━━ Supplied records ━━
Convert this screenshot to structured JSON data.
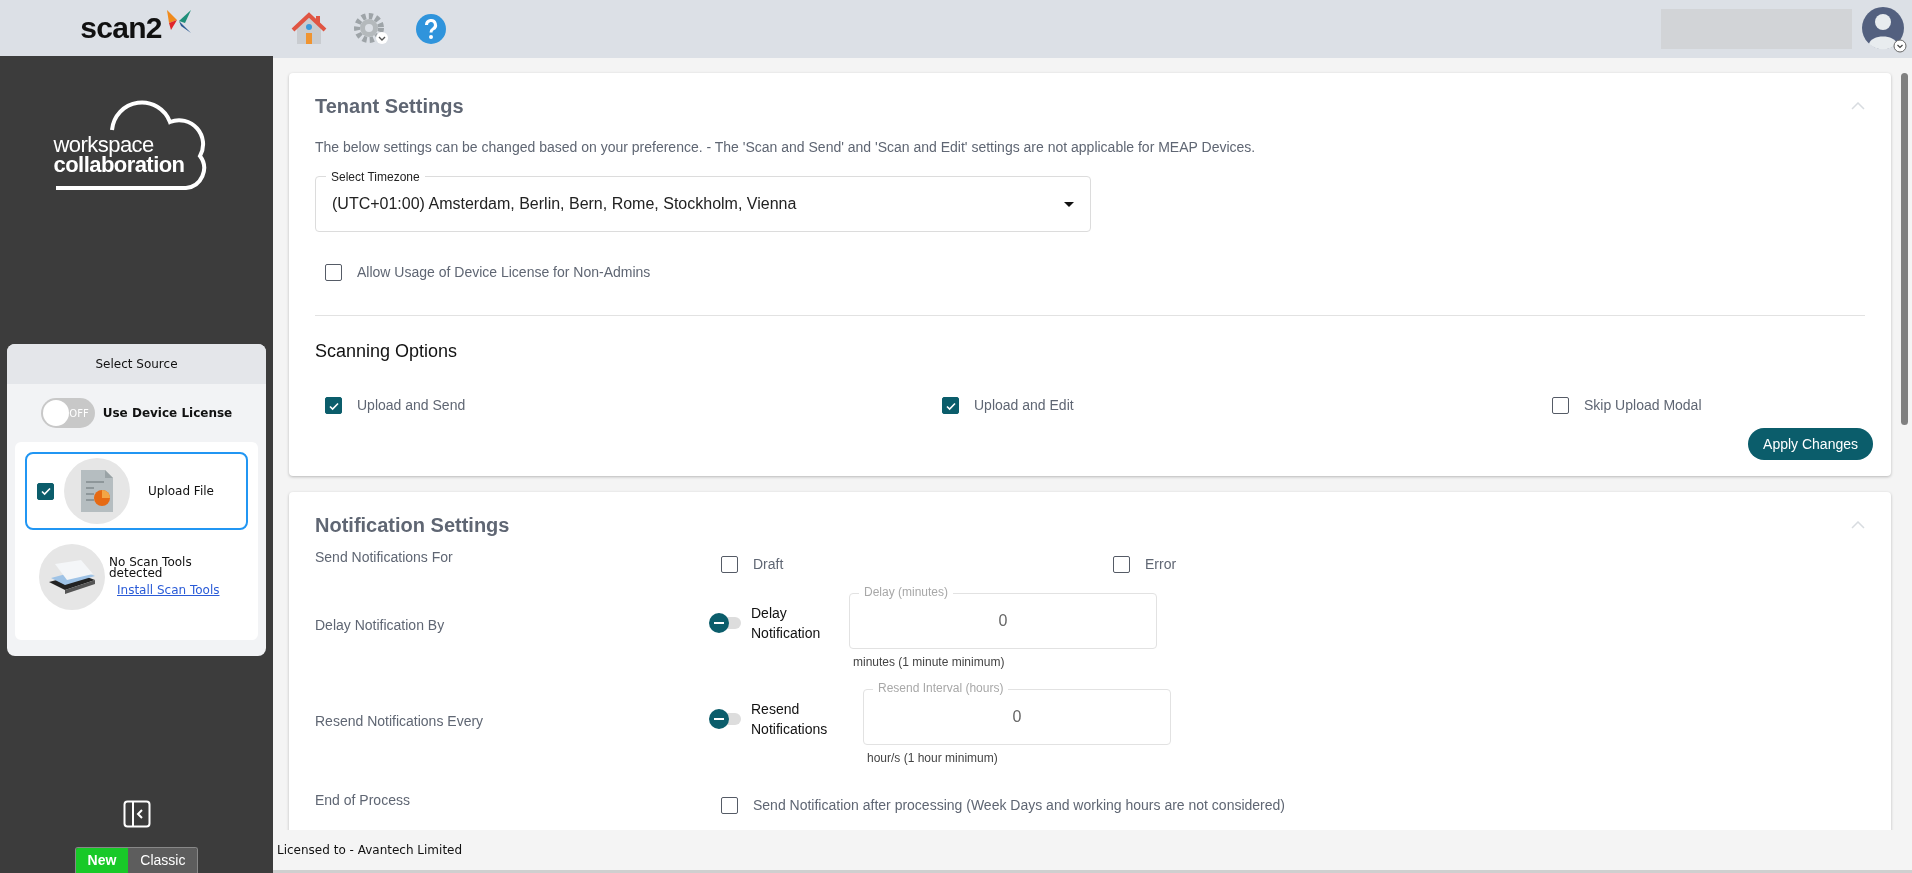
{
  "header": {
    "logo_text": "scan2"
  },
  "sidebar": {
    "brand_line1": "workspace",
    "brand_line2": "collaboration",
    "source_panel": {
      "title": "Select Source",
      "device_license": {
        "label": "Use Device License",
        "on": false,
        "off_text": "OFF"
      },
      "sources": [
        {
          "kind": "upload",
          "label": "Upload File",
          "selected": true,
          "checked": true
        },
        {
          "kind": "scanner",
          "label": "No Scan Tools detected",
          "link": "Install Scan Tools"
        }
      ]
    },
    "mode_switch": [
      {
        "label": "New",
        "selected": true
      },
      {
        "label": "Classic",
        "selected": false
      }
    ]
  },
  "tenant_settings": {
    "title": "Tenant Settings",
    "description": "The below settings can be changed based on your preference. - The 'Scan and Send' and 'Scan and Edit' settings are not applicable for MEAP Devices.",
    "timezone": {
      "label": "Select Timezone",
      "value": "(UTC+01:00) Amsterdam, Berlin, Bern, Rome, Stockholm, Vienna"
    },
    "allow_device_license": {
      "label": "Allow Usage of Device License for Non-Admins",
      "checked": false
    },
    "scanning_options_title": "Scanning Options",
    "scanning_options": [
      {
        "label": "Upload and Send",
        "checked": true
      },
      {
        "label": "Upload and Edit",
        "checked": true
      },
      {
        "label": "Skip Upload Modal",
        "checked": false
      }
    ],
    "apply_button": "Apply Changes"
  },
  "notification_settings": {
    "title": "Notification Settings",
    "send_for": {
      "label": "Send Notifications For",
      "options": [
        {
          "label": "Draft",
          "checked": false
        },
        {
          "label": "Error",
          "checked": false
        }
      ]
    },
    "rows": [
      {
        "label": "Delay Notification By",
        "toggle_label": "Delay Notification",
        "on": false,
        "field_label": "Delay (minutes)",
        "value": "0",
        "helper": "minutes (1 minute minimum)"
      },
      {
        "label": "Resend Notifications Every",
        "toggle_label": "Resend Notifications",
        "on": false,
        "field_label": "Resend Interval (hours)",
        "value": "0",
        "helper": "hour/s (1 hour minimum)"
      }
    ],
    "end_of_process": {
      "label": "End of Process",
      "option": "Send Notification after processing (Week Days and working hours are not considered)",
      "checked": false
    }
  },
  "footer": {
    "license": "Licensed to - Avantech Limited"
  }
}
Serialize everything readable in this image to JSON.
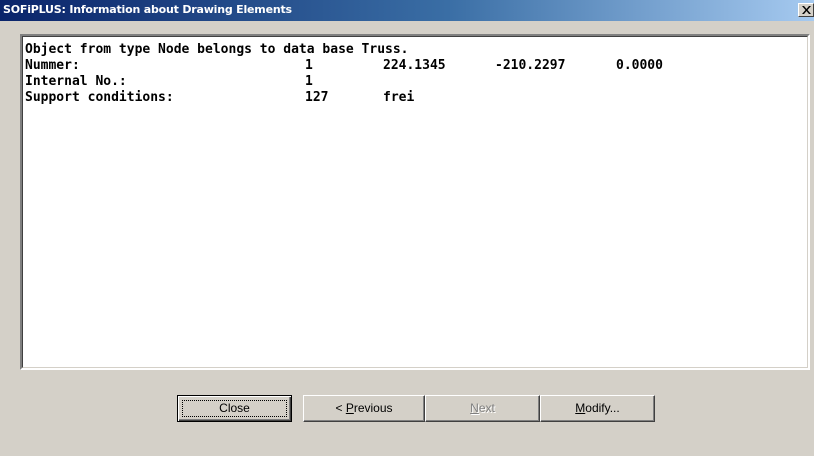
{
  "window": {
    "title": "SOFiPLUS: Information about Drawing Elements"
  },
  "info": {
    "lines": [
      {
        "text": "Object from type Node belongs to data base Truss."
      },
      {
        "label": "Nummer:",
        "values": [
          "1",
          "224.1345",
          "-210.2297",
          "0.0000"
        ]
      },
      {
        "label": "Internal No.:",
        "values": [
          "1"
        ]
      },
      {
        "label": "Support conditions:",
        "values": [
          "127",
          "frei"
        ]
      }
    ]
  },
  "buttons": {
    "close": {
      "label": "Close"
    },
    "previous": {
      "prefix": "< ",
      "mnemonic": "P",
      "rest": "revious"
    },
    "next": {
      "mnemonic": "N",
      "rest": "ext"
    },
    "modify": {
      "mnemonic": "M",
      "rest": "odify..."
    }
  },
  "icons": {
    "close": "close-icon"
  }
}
━━━
- _Challenge_
Retype all entries exactly as they appear, dropping the images.

- _Answer_
Convert this screenshot to structured JSON data.
{
  "header": {
    "logo_text": "scan2"
  },
  "sidebar": {
    "brand_line1": "workspace",
    "brand_line2": "collaboration",
    "source_panel": {
      "title": "Select Source",
      "device_license": {
        "label": "Use Device License",
        "on": false,
        "off_text": "OFF"
      },
      "sources": [
        {
          "kind": "upload",
          "label": "Upload File",
          "selected": true,
          "checked": true
        },
        {
          "kind": "scanner",
          "label": "No Scan Tools detected",
          "link": "Install Scan Tools"
        }
      ]
    },
    "mode_switch": [
      {
        "label": "New",
        "selected": true
      },
      {
        "label": "Classic",
        "selected": false
      }
    ]
  },
  "tenant_settings": {
    "title": "Tenant Settings",
    "description": "The below settings can be changed based on your preference. - The 'Scan and Send' and 'Scan and Edit' settings are not applicable for MEAP Devices.",
    "timezone": {
      "label": "Select Timezone",
      "value": "(UTC+01:00) Amsterdam, Berlin, Bern, Rome, Stockholm, Vienna"
    },
    "allow_device_license": {
      "label": "Allow Usage of Device License for Non-Admins",
      "checked": false
    },
    "scanning_options_title": "Scanning Options",
    "scanning_options": [
      {
        "label": "Upload and Send",
        "checked": true
      },
      {
        "label": "Upload and Edit",
        "checked": true
      },
      {
        "label": "Skip Upload Modal",
        "checked": false
      }
    ],
    "apply_button": "Apply Changes"
  },
  "notification_settings": {
    "title": "Notification Settings",
    "send_for": {
      "label": "Send Notifications For",
      "options": [
        {
          "label": "Draft",
          "checked": false
        },
        {
          "label": "Error",
          "checked": false
        }
      ]
    },
    "rows": [
      {
        "label": "Delay Notification By",
        "toggle_label": "Delay Notification",
        "on": false,
        "field_label": "Delay (minutes)",
        "value": "0",
        "helper": "minutes (1 minute minimum)"
      },
      {
        "label": "Resend Notifications Every",
        "toggle_label": "Resend Notifications",
        "on": false,
        "field_label": "Resend Interval (hours)",
        "value": "0",
        "helper": "hour/s (1 hour minimum)"
      }
    ],
    "end_of_process": {
      "label": "End of Process",
      "option": "Send Notification after processing (Week Days and working hours are not considered)",
      "checked": false
    }
  },
  "footer": {
    "license": "Licensed to - Avantech Limited"
  }
}
Serialize everything readable in this image to JSON.
{
  "window": {
    "title": "SOFiPLUS: Information about Drawing Elements"
  },
  "info": {
    "lines": [
      {
        "text": "Object from type Node belongs to data base Truss."
      },
      {
        "label": "Nummer:",
        "values": [
          "1",
          "224.1345",
          "-210.2297",
          "0.0000"
        ]
      },
      {
        "label": "Internal No.:",
        "values": [
          "1"
        ]
      },
      {
        "label": "Support conditions:",
        "values": [
          "127",
          "frei"
        ]
      }
    ]
  },
  "buttons": {
    "close": {
      "label": "Close"
    },
    "previous": {
      "prefix": "< ",
      "mnemonic": "P",
      "rest": "revious"
    },
    "next": {
      "mnemonic": "N",
      "rest": "ext"
    },
    "modify": {
      "mnemonic": "M",
      "rest": "odify..."
    }
  },
  "icons": {
    "close": "close-icon"
  }
}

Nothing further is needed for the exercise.